What to do >>
Extract the whole listing as it stands. Do not include the pictures.

Dataset records >>
****************************************

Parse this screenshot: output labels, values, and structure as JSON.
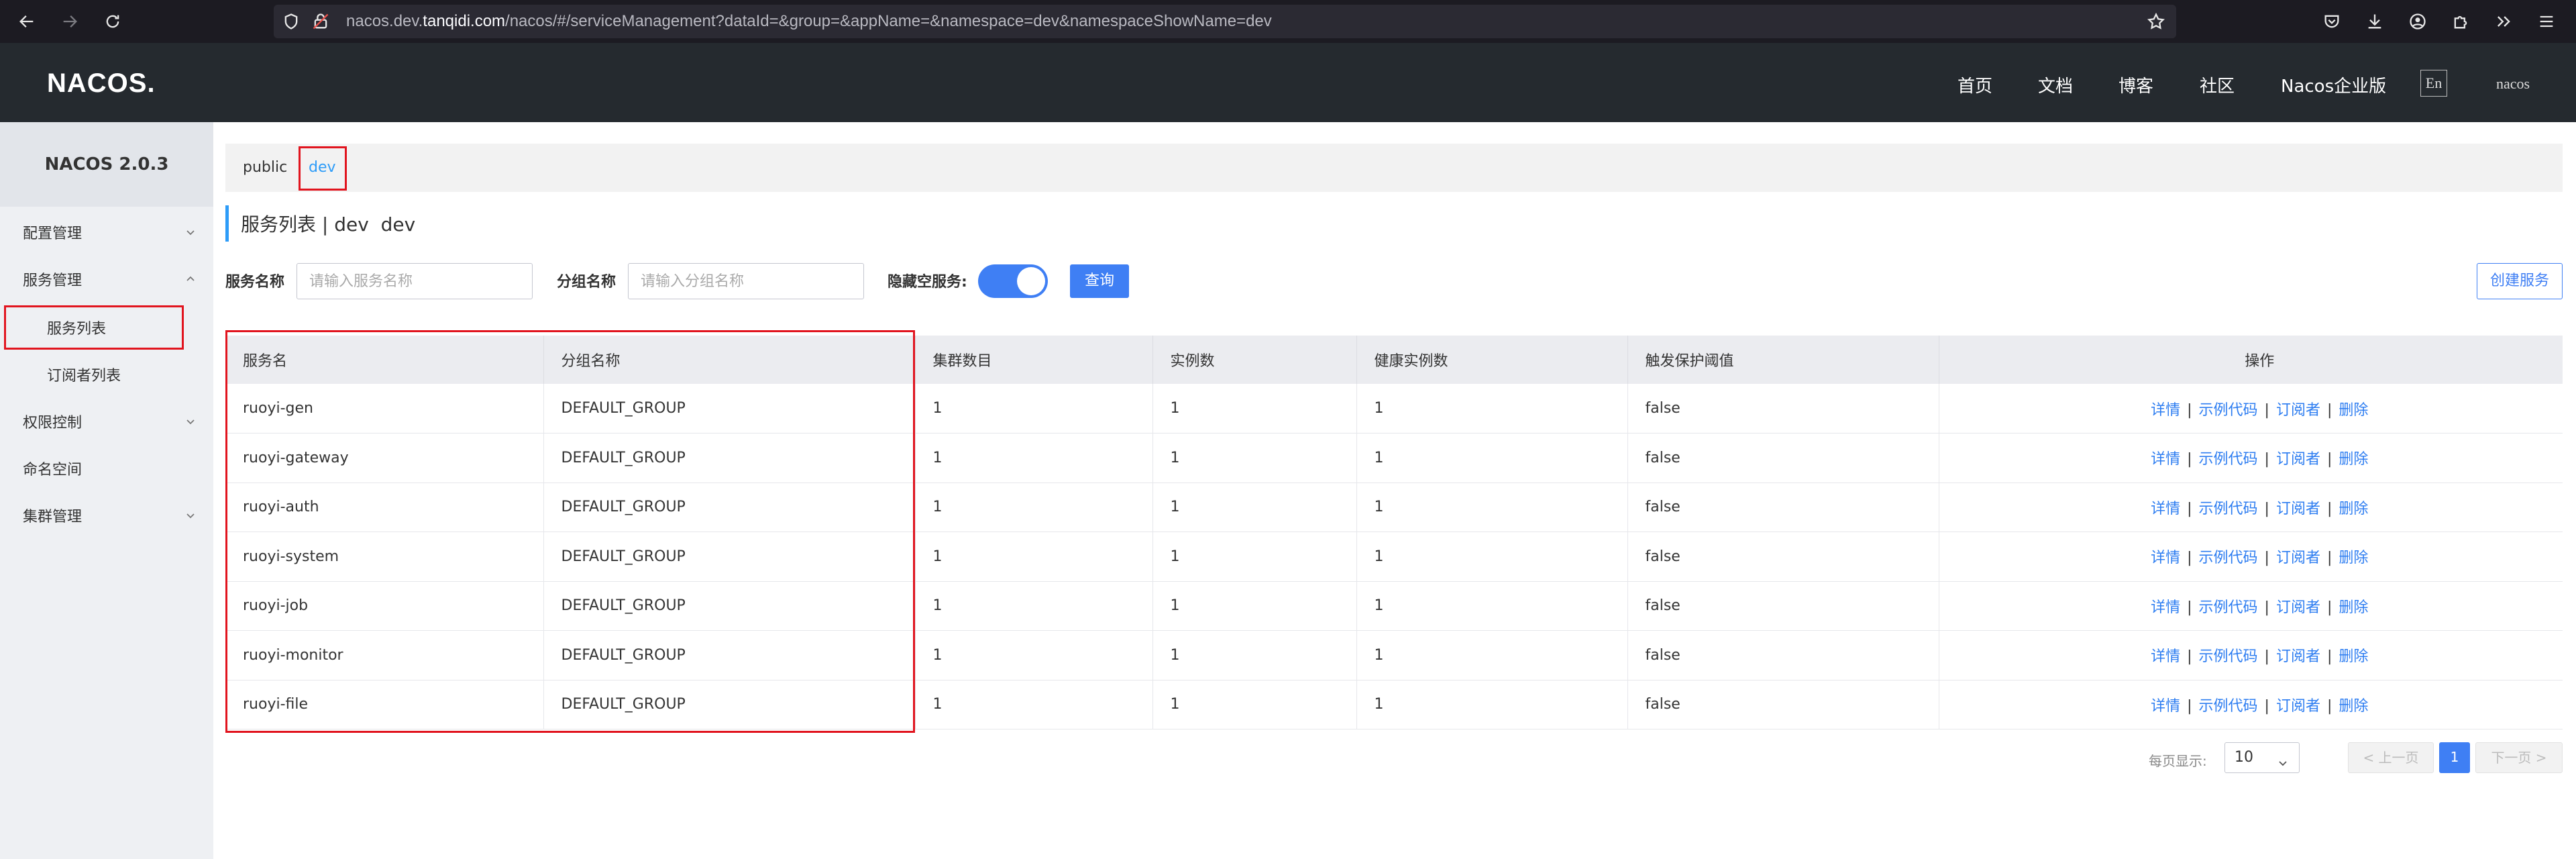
{
  "browser": {
    "url_host_prefix": "nacos.dev.",
    "url_host_main": "tanqidi.com",
    "url_path": "/nacos/#/serviceManagement?dataId=&group=&appName=&namespace=dev&namespaceShowName=dev"
  },
  "header": {
    "logo": "NACOS.",
    "nav": [
      "首页",
      "文档",
      "博客",
      "社区",
      "Nacos企业版"
    ],
    "lang": "En",
    "user": "nacos"
  },
  "sidebar": {
    "title": "NACOS 2.0.3",
    "items": [
      {
        "label": "配置管理"
      },
      {
        "label": "服务管理"
      },
      {
        "label": "服务列表"
      },
      {
        "label": "订阅者列表"
      },
      {
        "label": "权限控制"
      },
      {
        "label": "命名空间"
      },
      {
        "label": "集群管理"
      }
    ]
  },
  "namespace_tabs": [
    "public",
    "dev"
  ],
  "page": {
    "title": "服务列表 | dev  dev"
  },
  "filters": {
    "service_label": "服务名称",
    "service_placeholder": "请输入服务名称",
    "group_label": "分组名称",
    "group_placeholder": "请输入分组名称",
    "hide_empty_label": "隐藏空服务:",
    "hide_empty_on": true,
    "query_button": "查询",
    "create_button": "创建服务"
  },
  "table": {
    "columns": [
      "服务名",
      "分组名称",
      "集群数目",
      "实例数",
      "健康实例数",
      "触发保护阈值",
      "操作"
    ],
    "rows": [
      [
        "ruoyi-gen",
        "DEFAULT_GROUP",
        "1",
        "1",
        "1",
        "false"
      ],
      [
        "ruoyi-gateway",
        "DEFAULT_GROUP",
        "1",
        "1",
        "1",
        "false"
      ],
      [
        "ruoyi-auth",
        "DEFAULT_GROUP",
        "1",
        "1",
        "1",
        "false"
      ],
      [
        "ruoyi-system",
        "DEFAULT_GROUP",
        "1",
        "1",
        "1",
        "false"
      ],
      [
        "ruoyi-job",
        "DEFAULT_GROUP",
        "1",
        "1",
        "1",
        "false"
      ],
      [
        "ruoyi-monitor",
        "DEFAULT_GROUP",
        "1",
        "1",
        "1",
        "false"
      ],
      [
        "ruoyi-file",
        "DEFAULT_GROUP",
        "1",
        "1",
        "1",
        "false"
      ]
    ],
    "actions": [
      "详情",
      "示例代码",
      "订阅者",
      "删除"
    ],
    "action_separator": "|"
  },
  "pagination": {
    "page_size_label": "每页显示:",
    "page_size": "10",
    "prev": "< 上一页",
    "current": "1",
    "next": "下一页 >"
  },
  "colors": {
    "accent": "#3f7ff4",
    "highlight_box": "#e1141e",
    "header_bg": "#252a2f"
  }
}
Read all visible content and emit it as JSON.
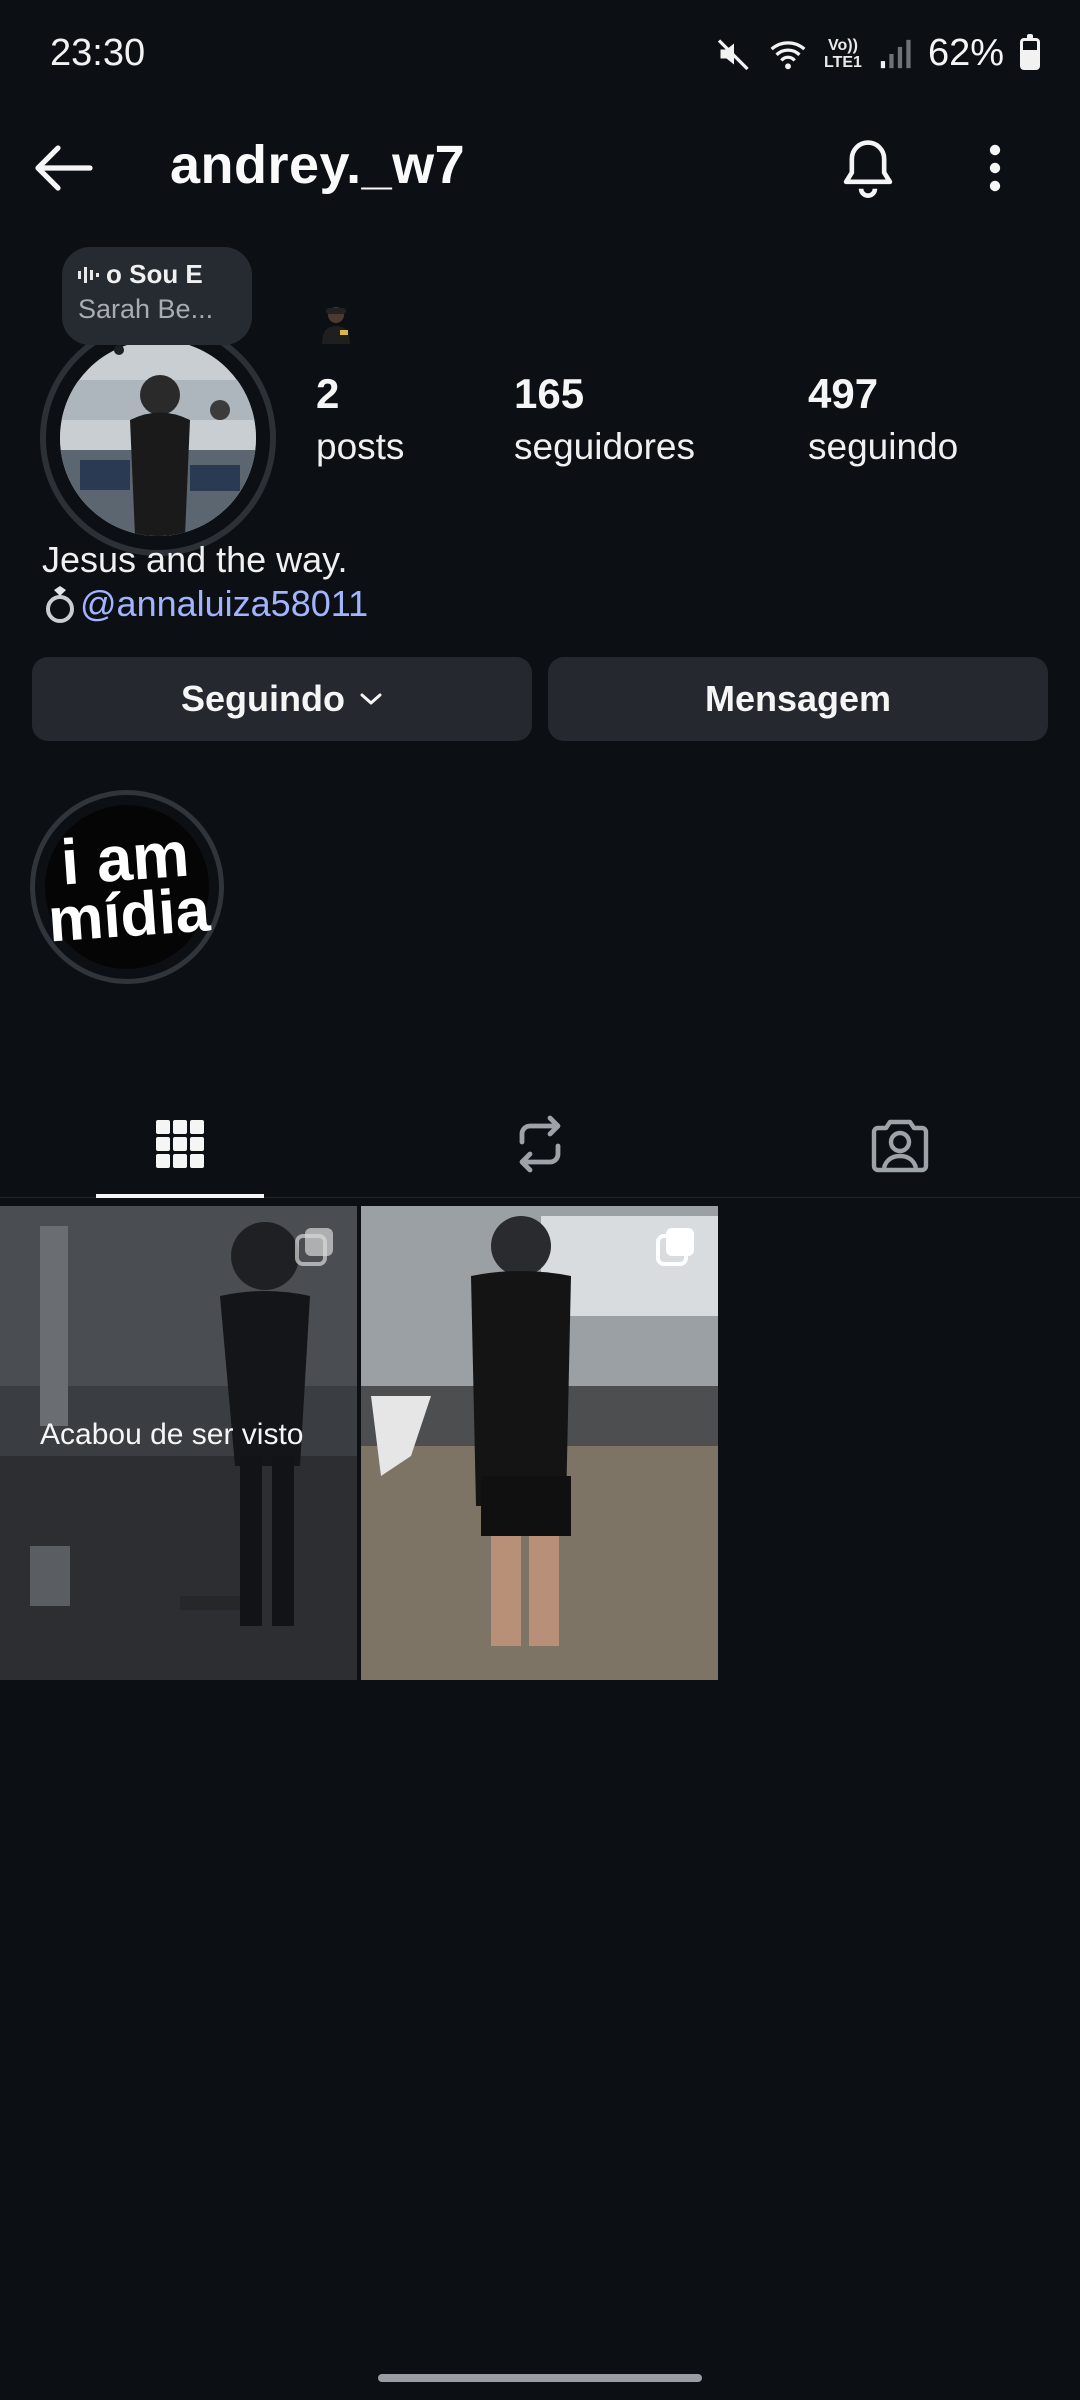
{
  "status_bar": {
    "time": "23:30",
    "lte_top": "Vo))",
    "lte_bottom": "LTE1",
    "battery_percent": "62%",
    "battery_level": 0.62
  },
  "header": {
    "username": "andrey._w7"
  },
  "music": {
    "title": "o Sou E",
    "artist": "Sarah Be..."
  },
  "stats": {
    "posts_count": "2",
    "posts_label": "posts",
    "followers_count": "165",
    "followers_label": "seguidores",
    "following_count": "497",
    "following_label": "seguindo"
  },
  "bio": {
    "line1": "Jesus and the way.",
    "mention": "@annaluiza58011"
  },
  "buttons": {
    "following": "Seguindo",
    "message": "Mensagem"
  },
  "highlight": {
    "line1": "i am",
    "line2": "mídia"
  },
  "posts": [
    {
      "overlay": "Acabou de ser visto"
    },
    {
      "overlay": ""
    }
  ],
  "icons": {
    "back": "back-arrow-icon",
    "bell": "bell-icon",
    "more": "more-vertical-icon",
    "grid": "grid-icon",
    "reels": "repost-icon",
    "tagged": "tagged-person-icon",
    "mute": "mute-icon",
    "wifi": "wifi-icon",
    "signal": "signal-icon",
    "battery": "battery-icon",
    "multi": "multi-photo-icon",
    "ring": "ring-icon",
    "music": "music-bars-icon"
  }
}
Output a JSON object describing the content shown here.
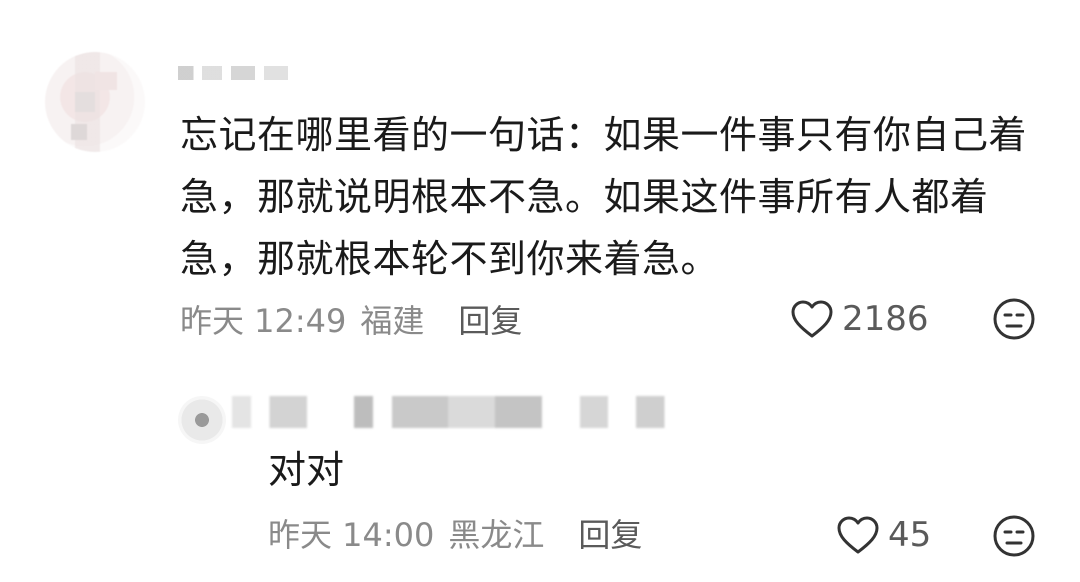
{
  "comment": {
    "text_lines": [
      "忘记在哪里看的一句话：如果一件事只有你自己着",
      "急，那就说明根本不急。如果这件事所有人都着",
      "急，那就根本轮不到你来着急。"
    ],
    "time": "昨天 12:49",
    "location": "福建",
    "reply_label": "回复",
    "likes": "2186"
  },
  "reply": {
    "text": "对对",
    "time": "昨天 14:00",
    "location": "黑龙江",
    "reply_label": "回复",
    "likes": "45"
  },
  "icons": {
    "like": "heart-outline-icon",
    "dislike": "neutral-face-icon"
  },
  "colors": {
    "text": "#1a1a1a",
    "meta": "#8a8a8a",
    "icon": "#333333"
  }
}
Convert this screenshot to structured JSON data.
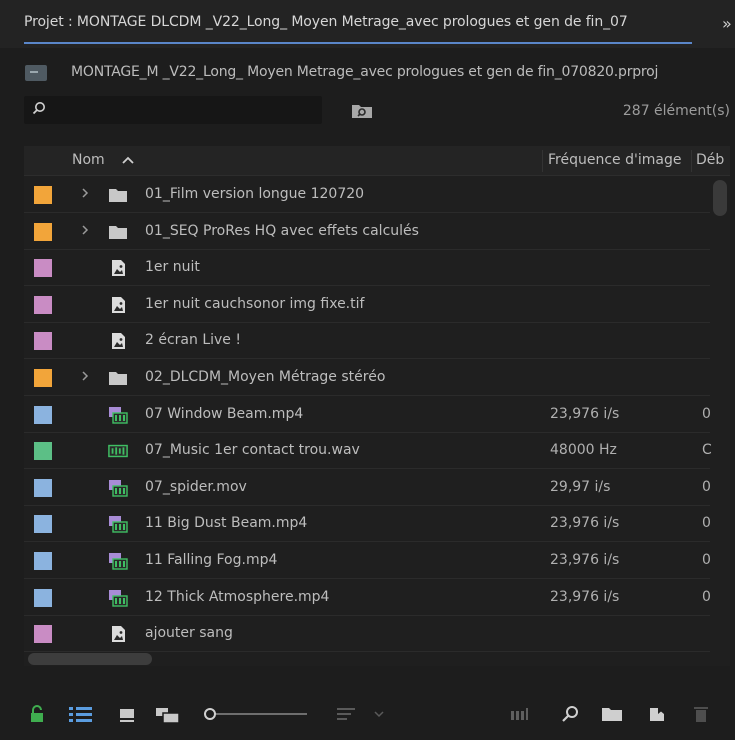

****************************************

Exercise response >>
Parse this screenshot: output labels, values, and structure as JSON.
{
  "browser": {
    "url_host_prefix": "nacos.dev.",
    "url_host_main": "tanqidi.com",
    "url_path": "/nacos/#/serviceManagement?dataId=&group=&appName=&namespace=dev&namespaceShowName=dev"
  },
  "header": {
    "logo": "NACOS.",
    "nav": [
      "首页",
      "文档",
      "博客",
      "社区",
      "Nacos企业版"
    ],
    "lang": "En",
    "user": "nacos"
  },
  "sidebar": {
    "title": "NACOS 2.0.3",
    "items": [
      {
        "label": "配置管理"
      },
      {
        "label": "服务管理"
      },
      {
        "label": "服务列表"
      },
      {
        "label": "订阅者列表"
      },
      {
        "label": "权限控制"
      },
      {
        "label": "命名空间"
      },
      {
        "label": "集群管理"
      }
    ]
  },
  "namespace_tabs": [
    "public",
    "dev"
  ],
  "page": {
    "title": "服务列表 | dev  dev"
  },
  "filters": {
    "service_label": "服务名称",
    "service_placeholder": "请输入服务名称",
    "group_label": "分组名称",
    "group_placeholder": "请输入分组名称",
    "hide_empty_label": "隐藏空服务:",
    "hide_empty_on": true,
    "query_button": "查询",
    "create_button": "创建服务"
  },
  "table": {
    "columns": [
      "服务名",
      "分组名称",
      "集群数目",
      "实例数",
      "健康实例数",
      "触发保护阈值",
      "操作"
    ],
    "rows": [
      [
        "ruoyi-gen",
        "DEFAULT_GROUP",
        "1",
        "1",
        "1",
        "false"
      ],
      [
        "ruoyi-gateway",
        "DEFAULT_GROUP",
        "1",
        "1",
        "1",
        "false"
      ],
      [
        "ruoyi-auth",
        "DEFAULT_GROUP",
        "1",
        "1",
        "1",
        "false"
      ],
      [
        "ruoyi-system",
        "DEFAULT_GROUP",
        "1",
        "1",
        "1",
        "false"
      ],
      [
        "ruoyi-job",
        "DEFAULT_GROUP",
        "1",
        "1",
        "1",
        "false"
      ],
      [
        "ruoyi-monitor",
        "DEFAULT_GROUP",
        "1",
        "1",
        "1",
        "false"
      ],
      [
        "ruoyi-file",
        "DEFAULT_GROUP",
        "1",
        "1",
        "1",
        "false"
      ]
    ],
    "actions": [
      "详情",
      "示例代码",
      "订阅者",
      "删除"
    ],
    "action_separator": "|"
  },
  "pagination": {
    "page_size_label": "每页显示:",
    "page_size": "10",
    "prev": "< 上一页",
    "current": "1",
    "next": "下一页 >"
  },
  "colors": {
    "accent": "#3f7ff4",
    "highlight_box": "#e1141e",
    "header_bg": "#252a2f"
  }
}
Read all visible content and emit it as JSON.
{
  "status_bar": {
    "time": "23:30",
    "lte_top": "Vo))",
    "lte_bottom": "LTE1",
    "battery_percent": "62%",
    "battery_level": 0.62
  },
  "header": {
    "username": "andrey._w7"
  },
  "music": {
    "title": "o Sou E",
    "artist": "Sarah Be..."
  },
  "stats": {
    "posts_count": "2",
    "posts_label": "posts",
    "followers_count": "165",
    "followers_label": "seguidores",
    "following_count": "497",
    "following_label": "seguindo"
  },
  "bio": {
    "line1": "Jesus and the way.",
    "mention": "@annaluiza58011"
  },
  "buttons": {
    "following": "Seguindo",
    "message": "Mensagem"
  },
  "highlight": {
    "line1": "i am",
    "line2": "mídia"
  },
  "posts": [
    {
      "overlay": "Acabou de ser visto"
    },
    {
      "overlay": ""
    }
  ],
  "icons": {
    "back": "back-arrow-icon",
    "bell": "bell-icon",
    "more": "more-vertical-icon",
    "grid": "grid-icon",
    "reels": "repost-icon",
    "tagged": "tagged-person-icon",
    "mute": "mute-icon",
    "wifi": "wifi-icon",
    "signal": "signal-icon",
    "battery": "battery-icon",
    "multi": "multi-photo-icon",
    "ring": "ring-icon",
    "music": "music-bars-icon"
  }
}
Output a JSON object describing the content shown here.
{
  "comment": {
    "text_lines": [
      "忘记在哪里看的一句话：如果一件事只有你自己着",
      "急，那就说明根本不急。如果这件事所有人都着",
      "急，那就根本轮不到你来着急。"
    ],
    "time": "昨天 12:49",
    "location": "福建",
    "reply_label": "回复",
    "likes": "2186"
  },
  "reply": {
    "text": "对对",
    "time": "昨天 14:00",
    "location": "黑龙江",
    "reply_label": "回复",
    "likes": "45"
  },
  "icons": {
    "like": "heart-outline-icon",
    "dislike": "neutral-face-icon"
  },
  "colors": {
    "text": "#1a1a1a",
    "meta": "#8a8a8a",
    "icon": "#333333"
  }
}
Convert this screenshot to structured JSON data.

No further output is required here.